En primer plano se observa a Fernando Romo durante la misa de apertura del Jubileo de Oro de la Diócesis de Torreón, celebrada el 19 de abril de 2007.
Fernando Romo murió ayer casi 50 años después de que fuera elegido primer obispo de Torreón. En una entrevista a mediados de 2007, don Fernando recordó su nombramiento, sus 32 años al frente de la Diócesis y su vida en el retiro.
TORREÓN, COAH.- Hace unos meses busqué al obispo emérito, Fernando Romo Gutiérrez, para hacerle una entrevista. Empezaban los festejos del Jubileo de la Diócesis que él fundó. Quería escuchar de él la historia de su ordenación y su experiencia como obispo para preparar esta entrevista que saldría el próximo abril en el 50 aniversario de la diócesis, que don Fernando no alcanzó a ver.
Me recibió en la sala de su casa, en la colonia Nueva Los Ángeles. En silla de ruedas, vestía una guayabera blanca y en la cabeza el solideo púrpura de obispo. El deterioro de su cuerpo era opuesto al de su mente. Arrastraba las palabras pero éstas eran lúcidas y puntuales al recordar las circunstancias de su elevación y los principales momentos que vivió como pastor de una diócesis nueva.

◆ CONSIGNA
Contesta con lo que dice el texto sobre Fernando Romo:
(a) ¿En qué fecha fue la misa de apertura del Jubileo de Oro de la Diócesis de Torreón?
(b) ¿Cuántos años estuvo al frente de la Diócesis?
(c) ¿En qué colonia estaba su casa?
Para responder, usa solamente el texto.

◆ Entradas de cuadros delimitadores

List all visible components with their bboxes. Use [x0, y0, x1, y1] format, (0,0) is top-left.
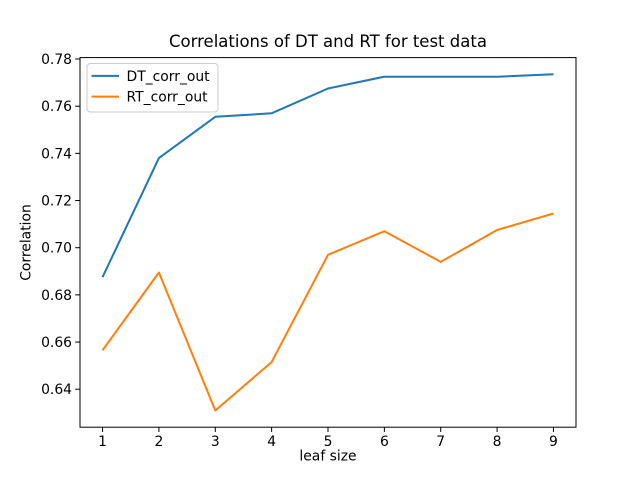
x-tick-label: 1	[98, 434, 107, 450]
y-tick-label: 0.78	[41, 52, 72, 68]
y-tick-label: 0.64	[41, 382, 72, 398]
legend-box	[86, 63, 219, 113]
x-tick-label: 2	[154, 434, 163, 450]
chart-title: Correlations of DT and RT for test data	[169, 32, 487, 51]
y-tick-label: 0.76	[41, 99, 72, 115]
series-lines	[101, 73, 554, 412]
legend-label-DT_corr_out: DT_corr_out	[127, 69, 211, 85]
plot-area-frame	[79, 57, 577, 428]
legend-label-RT_corr_out: RT_corr_out	[127, 90, 209, 106]
x-tick-label: 4	[267, 434, 276, 450]
x-tick-label: 9	[549, 434, 558, 450]
y-tick-label: 0.74	[41, 146, 72, 162]
y-tick-label: 0.68	[41, 288, 72, 304]
y-tick-label: 0.66	[41, 335, 72, 351]
x-tick-label: 7	[436, 434, 445, 450]
series-line-RT_corr_out	[101, 212, 554, 412]
axis-ticks: 1 2 3 4 5 6 7 8 9 0.64 0.66 0.68 0.70 0.72 0.74 0.76 0.7…	[41, 52, 558, 450]
x-tick-label: 8	[493, 434, 502, 450]
x-axis-label: leaf size	[299, 449, 356, 465]
y-tick-label: 0.70	[41, 241, 72, 257]
x-tick-label: 6	[380, 434, 389, 450]
series-line-DT_corr_out	[101, 73, 554, 278]
legend: DT_corr_out RT_corr_out	[86, 63, 219, 113]
y-tick-label: 0.72	[41, 193, 72, 209]
x-tick-label: 3	[211, 434, 220, 450]
x-tick-label: 5	[324, 434, 333, 450]
y-axis-label: Correlation	[19, 204, 35, 281]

◆ RESULTADO
(a) El 19 de abril de 2007.
(b) 32 años.
(c) En la colonia Nueva Los Ángeles.